WHAT THE EXERCISE ASKS: In each of the entries below, substitute "error-whisker" for every occurrence of "error-bar" and leave all other text intact.

BEGIN INPUT MATERIAL

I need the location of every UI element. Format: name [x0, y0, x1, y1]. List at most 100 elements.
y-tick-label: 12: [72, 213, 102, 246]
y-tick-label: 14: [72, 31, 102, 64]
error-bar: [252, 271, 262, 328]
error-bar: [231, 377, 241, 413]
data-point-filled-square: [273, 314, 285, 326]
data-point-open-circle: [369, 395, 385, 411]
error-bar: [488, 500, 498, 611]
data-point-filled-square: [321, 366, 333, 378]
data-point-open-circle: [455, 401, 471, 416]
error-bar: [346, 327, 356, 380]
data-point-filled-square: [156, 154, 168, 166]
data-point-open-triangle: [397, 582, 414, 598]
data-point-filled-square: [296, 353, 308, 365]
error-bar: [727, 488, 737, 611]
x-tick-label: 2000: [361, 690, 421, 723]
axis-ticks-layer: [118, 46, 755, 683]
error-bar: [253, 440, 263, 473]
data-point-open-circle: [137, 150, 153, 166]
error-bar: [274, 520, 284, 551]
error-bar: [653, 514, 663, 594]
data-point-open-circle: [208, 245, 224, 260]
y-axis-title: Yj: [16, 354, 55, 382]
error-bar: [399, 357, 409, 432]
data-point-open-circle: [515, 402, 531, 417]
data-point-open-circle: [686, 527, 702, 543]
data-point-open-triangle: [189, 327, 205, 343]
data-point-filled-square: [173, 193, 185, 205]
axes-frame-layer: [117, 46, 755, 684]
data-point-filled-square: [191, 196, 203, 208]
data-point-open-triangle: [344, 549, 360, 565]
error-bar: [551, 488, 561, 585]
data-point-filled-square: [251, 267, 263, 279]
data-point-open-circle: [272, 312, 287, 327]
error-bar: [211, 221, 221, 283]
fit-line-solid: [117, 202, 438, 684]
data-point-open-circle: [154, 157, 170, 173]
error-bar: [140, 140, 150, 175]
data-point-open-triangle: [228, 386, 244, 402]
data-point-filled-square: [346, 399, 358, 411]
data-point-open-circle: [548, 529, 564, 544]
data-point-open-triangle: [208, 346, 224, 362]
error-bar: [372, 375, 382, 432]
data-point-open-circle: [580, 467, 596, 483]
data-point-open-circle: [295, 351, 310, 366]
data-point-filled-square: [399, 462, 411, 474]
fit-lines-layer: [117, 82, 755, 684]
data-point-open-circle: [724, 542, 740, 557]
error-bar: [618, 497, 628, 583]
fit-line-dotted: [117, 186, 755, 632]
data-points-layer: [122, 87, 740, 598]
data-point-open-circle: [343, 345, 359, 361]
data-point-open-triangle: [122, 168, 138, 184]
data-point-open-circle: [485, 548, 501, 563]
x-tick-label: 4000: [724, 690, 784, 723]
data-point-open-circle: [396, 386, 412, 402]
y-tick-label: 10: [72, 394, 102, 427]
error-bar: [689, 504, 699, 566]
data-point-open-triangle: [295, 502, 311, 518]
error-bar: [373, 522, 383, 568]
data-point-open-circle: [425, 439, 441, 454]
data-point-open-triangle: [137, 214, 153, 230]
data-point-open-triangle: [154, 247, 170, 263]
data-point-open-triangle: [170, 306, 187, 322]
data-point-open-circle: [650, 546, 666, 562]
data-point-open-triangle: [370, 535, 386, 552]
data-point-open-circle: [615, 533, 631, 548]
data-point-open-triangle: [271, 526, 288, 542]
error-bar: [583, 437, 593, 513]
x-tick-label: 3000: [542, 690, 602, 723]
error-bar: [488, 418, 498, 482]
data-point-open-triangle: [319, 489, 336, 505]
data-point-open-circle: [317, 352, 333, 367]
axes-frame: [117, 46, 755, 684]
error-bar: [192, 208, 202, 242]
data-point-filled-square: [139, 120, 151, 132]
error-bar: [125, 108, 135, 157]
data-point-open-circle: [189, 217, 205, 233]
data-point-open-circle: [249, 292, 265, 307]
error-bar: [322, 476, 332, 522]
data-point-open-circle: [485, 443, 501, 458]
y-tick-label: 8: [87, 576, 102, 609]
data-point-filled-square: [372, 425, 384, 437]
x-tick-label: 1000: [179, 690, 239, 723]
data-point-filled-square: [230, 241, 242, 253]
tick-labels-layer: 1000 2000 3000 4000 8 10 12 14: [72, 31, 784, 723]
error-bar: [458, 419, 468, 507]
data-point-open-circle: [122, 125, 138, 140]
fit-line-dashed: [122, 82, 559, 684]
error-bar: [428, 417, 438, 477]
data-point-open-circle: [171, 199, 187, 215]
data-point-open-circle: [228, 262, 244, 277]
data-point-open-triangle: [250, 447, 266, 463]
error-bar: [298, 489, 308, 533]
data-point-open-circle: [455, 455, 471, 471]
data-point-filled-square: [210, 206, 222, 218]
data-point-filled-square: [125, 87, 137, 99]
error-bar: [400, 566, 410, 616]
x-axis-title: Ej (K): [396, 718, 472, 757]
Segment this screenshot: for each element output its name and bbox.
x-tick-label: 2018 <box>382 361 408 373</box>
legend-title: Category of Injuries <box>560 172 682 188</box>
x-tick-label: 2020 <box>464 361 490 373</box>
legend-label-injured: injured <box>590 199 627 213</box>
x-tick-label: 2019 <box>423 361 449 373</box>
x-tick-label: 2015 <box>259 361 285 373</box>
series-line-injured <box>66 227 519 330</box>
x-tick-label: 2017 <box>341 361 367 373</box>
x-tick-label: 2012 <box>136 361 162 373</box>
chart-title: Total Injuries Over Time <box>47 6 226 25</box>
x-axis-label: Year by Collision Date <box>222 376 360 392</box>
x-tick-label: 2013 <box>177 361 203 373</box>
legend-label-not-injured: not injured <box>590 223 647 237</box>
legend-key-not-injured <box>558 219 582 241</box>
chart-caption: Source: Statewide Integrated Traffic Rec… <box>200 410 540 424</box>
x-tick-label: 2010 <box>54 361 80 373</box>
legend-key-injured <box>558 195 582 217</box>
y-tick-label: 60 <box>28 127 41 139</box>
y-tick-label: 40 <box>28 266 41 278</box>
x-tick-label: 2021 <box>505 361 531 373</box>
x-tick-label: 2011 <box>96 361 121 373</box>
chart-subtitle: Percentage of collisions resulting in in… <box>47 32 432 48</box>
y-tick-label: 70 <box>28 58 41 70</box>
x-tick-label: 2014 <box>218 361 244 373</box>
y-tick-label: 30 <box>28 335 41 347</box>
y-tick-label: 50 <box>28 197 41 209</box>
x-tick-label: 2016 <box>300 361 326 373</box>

END INPUT MATERIAL

RESULT OF THIS EXERCISE:
I need the location of every UI element. Format: name [x0, y0, x1, y1]. List at most 100 elements.
y-tick-label: 12: [72, 213, 102, 246]
y-tick-label: 14: [72, 31, 102, 64]
error-whisker: [252, 271, 262, 328]
error-whisker: [231, 377, 241, 413]
data-point-filled-square: [273, 314, 285, 326]
data-point-open-circle: [369, 395, 385, 411]
error-whisker: [488, 500, 498, 611]
data-point-filled-square: [321, 366, 333, 378]
data-point-open-circle: [455, 401, 471, 416]
error-whisker: [346, 327, 356, 380]
data-point-filled-square: [156, 154, 168, 166]
data-point-open-triangle: [397, 582, 414, 598]
data-point-filled-square: [296, 353, 308, 365]
error-whisker: [727, 488, 737, 611]
x-tick-label: 2000: [361, 690, 421, 723]
axis-ticks-layer: [118, 46, 755, 683]
error-whisker: [253, 440, 263, 473]
data-point-open-circle: [137, 150, 153, 166]
error-whisker: [274, 520, 284, 551]
error-whisker: [653, 514, 663, 594]
data-point-open-circle: [208, 245, 224, 260]
y-axis-title: Yj: [16, 354, 55, 382]
error-whisker: [399, 357, 409, 432]
data-point-open-circle: [515, 402, 531, 417]
data-point-open-circle: [686, 527, 702, 543]
data-point-open-triangle: [189, 327, 205, 343]
data-point-filled-square: [173, 193, 185, 205]
axes-frame-layer: [117, 46, 755, 684]
data-point-filled-square: [191, 196, 203, 208]
data-point-open-triangle: [344, 549, 360, 565]
error-whisker: [551, 488, 561, 585]
data-point-filled-square: [251, 267, 263, 279]
data-point-open-circle: [272, 312, 287, 327]
error-whisker: [211, 221, 221, 283]
fit-line-solid: [117, 202, 438, 684]
data-point-open-circle: [154, 157, 170, 173]
error-whisker: [140, 140, 150, 175]
data-point-open-triangle: [228, 386, 244, 402]
data-point-filled-square: [346, 399, 358, 411]
data-point-open-circle: [548, 529, 564, 544]
data-point-open-triangle: [208, 346, 224, 362]
error-whisker: [372, 375, 382, 432]
data-point-open-circle: [580, 467, 596, 483]
data-point-open-circle: [295, 351, 310, 366]
data-point-filled-square: [399, 462, 411, 474]
fit-lines-layer: [117, 82, 755, 684]
data-point-open-circle: [724, 542, 740, 557]
error-whisker: [618, 497, 628, 583]
fit-line-dotted: [117, 186, 755, 632]
data-points-layer: [122, 87, 740, 598]
data-point-open-circle: [343, 345, 359, 361]
data-point-open-triangle: [122, 168, 138, 184]
data-point-open-circle: [485, 548, 501, 563]
x-tick-label: 4000: [724, 690, 784, 723]
data-point-open-circle: [396, 386, 412, 402]
y-tick-label: 10: [72, 394, 102, 427]
error-whisker: [689, 504, 699, 566]
data-point-open-triangle: [295, 502, 311, 518]
error-whisker: [373, 522, 383, 568]
data-point-open-circle: [425, 439, 441, 454]
data-point-open-triangle: [137, 214, 153, 230]
data-point-open-triangle: [154, 247, 170, 263]
data-point-open-triangle: [170, 306, 187, 322]
data-point-open-circle: [650, 546, 666, 562]
data-point-open-triangle: [370, 535, 386, 552]
data-point-open-circle: [615, 533, 631, 548]
data-point-open-triangle: [271, 526, 288, 542]
error-whisker: [583, 437, 593, 513]
x-tick-label: 3000: [542, 690, 602, 723]
error-whisker: [488, 418, 498, 482]
data-point-open-triangle: [319, 489, 336, 505]
data-point-open-circle: [317, 352, 333, 367]
axes-frame: [117, 46, 755, 684]
error-whisker: [192, 208, 202, 242]
data-point-filled-square: [139, 120, 151, 132]
error-whisker: [125, 108, 135, 157]
data-point-open-circle: [189, 217, 205, 233]
data-point-open-circle: [249, 292, 265, 307]
error-whisker: [322, 476, 332, 522]
data-point-open-circle: [485, 443, 501, 458]
y-tick-label: 8: [87, 576, 102, 609]
data-point-filled-square: [372, 425, 384, 437]
x-tick-label: 1000: [179, 690, 239, 723]
data-point-filled-square: [230, 241, 242, 253]
tick-labels-layer: 1000 2000 3000 4000 8 10 12 14: [72, 31, 784, 723]
error-whisker: [458, 419, 468, 507]
data-point-open-circle: [122, 125, 138, 140]
fit-line-dashed: [122, 82, 559, 684]
error-whisker: [428, 417, 438, 477]
data-point-open-circle: [171, 199, 187, 215]
data-point-open-circle: [228, 262, 244, 277]
data-point-open-triangle: [250, 447, 266, 463]
error-whisker: [298, 489, 308, 533]
data-point-open-circle: [455, 455, 471, 471]
data-point-filled-square: [210, 206, 222, 218]
data-point-filled-square: [125, 87, 137, 99]
error-whisker: [400, 566, 410, 616]
x-axis-title: Ej (K): [396, 718, 472, 757]
Segment this screenshot: for each element output its name and bbox.
x-tick-label: 2018 <box>382 361 408 373</box>
legend-title: Category of Injuries <box>560 172 682 188</box>
x-tick-label: 2020 <box>464 361 490 373</box>
legend-label-injured: injured <box>590 199 627 213</box>
x-tick-label: 2019 <box>423 361 449 373</box>
x-tick-label: 2015 <box>259 361 285 373</box>
series-line-injured <box>66 227 519 330</box>
x-tick-label: 2017 <box>341 361 367 373</box>
x-tick-label: 2012 <box>136 361 162 373</box>
chart-title: Total Injuries Over Time <box>47 6 226 25</box>
x-axis-label: Year by Collision Date <box>222 376 360 392</box>
x-tick-label: 2013 <box>177 361 203 373</box>
legend-label-not-injured: not injured <box>590 223 647 237</box>
legend-key-not-injured <box>558 219 582 241</box>
chart-caption: Source: Statewide Integrated Traffic Rec… <box>200 410 540 424</box>
x-tick-label: 2010 <box>54 361 80 373</box>
legend-key-injured <box>558 195 582 217</box>
y-tick-label: 60 <box>28 127 41 139</box>
y-tick-label: 40 <box>28 266 41 278</box>
x-tick-label: 2021 <box>505 361 531 373</box>
x-tick-label: 2011 <box>96 361 121 373</box>
chart-subtitle: Percentage of collisions resulting in in… <box>47 32 432 48</box>
y-tick-label: 70 <box>28 58 41 70</box>
x-tick-label: 2014 <box>218 361 244 373</box>
y-tick-label: 30 <box>28 335 41 347</box>
y-tick-label: 50 <box>28 197 41 209</box>
x-tick-label: 2016 <box>300 361 326 373</box>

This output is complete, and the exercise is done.